* Instruction *
Transcribe every line exactly and omit anything that is a picture.

* Records to process *

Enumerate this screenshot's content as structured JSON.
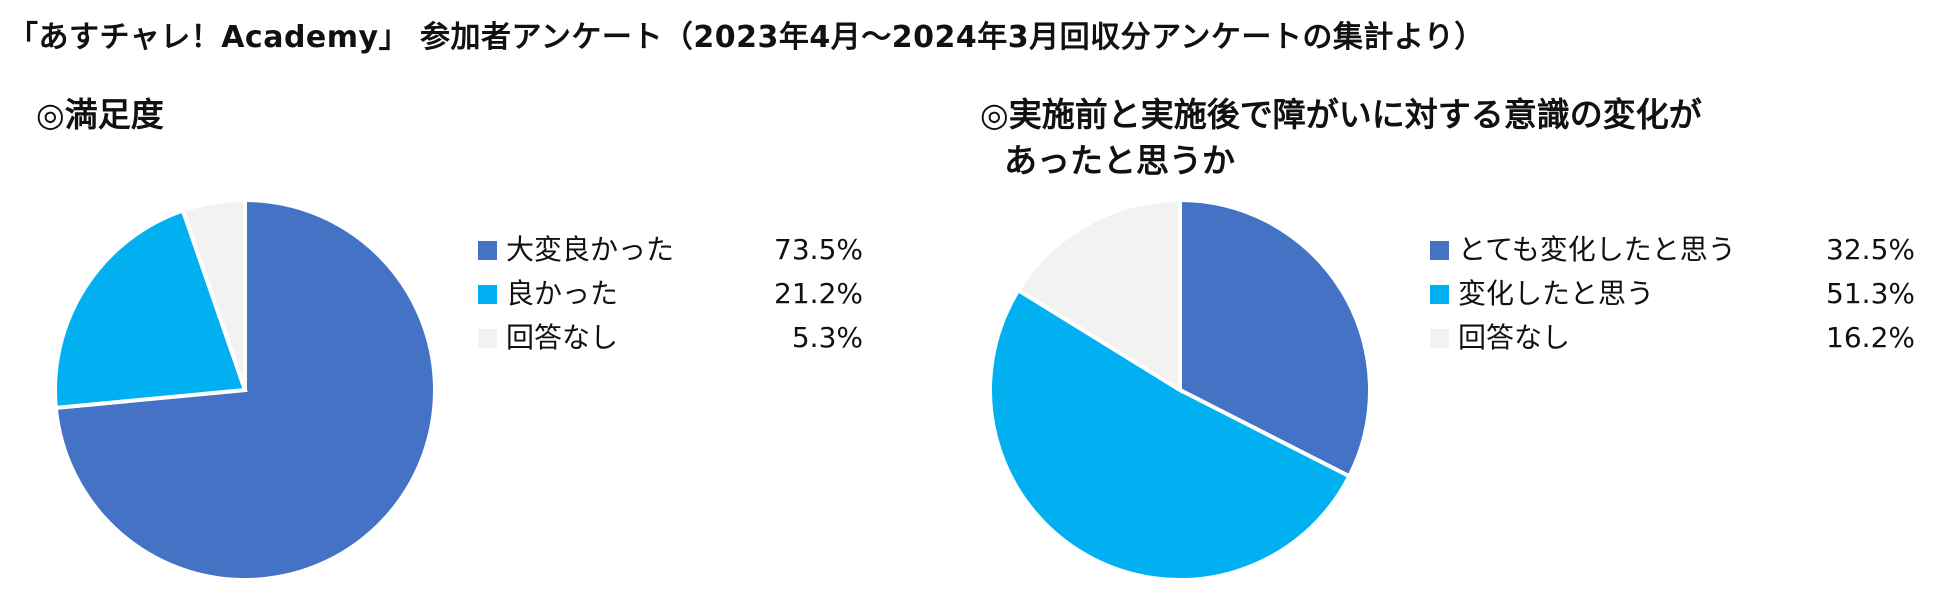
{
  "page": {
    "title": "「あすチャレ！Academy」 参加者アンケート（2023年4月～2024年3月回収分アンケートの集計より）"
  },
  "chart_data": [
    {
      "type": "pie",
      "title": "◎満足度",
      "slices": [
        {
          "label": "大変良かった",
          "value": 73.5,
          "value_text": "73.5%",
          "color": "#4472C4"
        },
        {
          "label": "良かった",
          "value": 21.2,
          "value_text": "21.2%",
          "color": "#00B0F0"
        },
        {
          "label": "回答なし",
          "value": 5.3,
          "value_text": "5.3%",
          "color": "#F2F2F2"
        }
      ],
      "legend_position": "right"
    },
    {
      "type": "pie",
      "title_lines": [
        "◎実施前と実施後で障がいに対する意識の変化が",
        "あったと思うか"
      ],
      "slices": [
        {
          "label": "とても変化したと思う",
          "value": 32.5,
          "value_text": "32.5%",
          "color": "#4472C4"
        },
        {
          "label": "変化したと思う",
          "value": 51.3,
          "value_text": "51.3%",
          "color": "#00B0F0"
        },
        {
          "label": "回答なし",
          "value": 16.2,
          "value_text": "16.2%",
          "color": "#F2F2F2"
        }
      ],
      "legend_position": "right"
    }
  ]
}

* The output *
Enumerate this screenshot's content as structured JSON.
{
  "page": {
    "title": "「あすチャレ！Academy」 参加者アンケート（2023年4月～2024年3月回収分アンケートの集計より）"
  },
  "chart_data": [
    {
      "type": "pie",
      "title": "◎満足度",
      "slices": [
        {
          "label": "大変良かった",
          "value": 73.5,
          "value_text": "73.5%",
          "color": "#4472C4"
        },
        {
          "label": "良かった",
          "value": 21.2,
          "value_text": "21.2%",
          "color": "#00B0F0"
        },
        {
          "label": "回答なし",
          "value": 5.3,
          "value_text": "5.3%",
          "color": "#F2F2F2"
        }
      ],
      "legend_position": "right"
    },
    {
      "type": "pie",
      "title_lines": [
        "◎実施前と実施後で障がいに対する意識の変化が",
        "あったと思うか"
      ],
      "slices": [
        {
          "label": "とても変化したと思う",
          "value": 32.5,
          "value_text": "32.5%",
          "color": "#4472C4"
        },
        {
          "label": "変化したと思う",
          "value": 51.3,
          "value_text": "51.3%",
          "color": "#00B0F0"
        },
        {
          "label": "回答なし",
          "value": 16.2,
          "value_text": "16.2%",
          "color": "#F2F2F2"
        }
      ],
      "legend_position": "right"
    }
  ]
}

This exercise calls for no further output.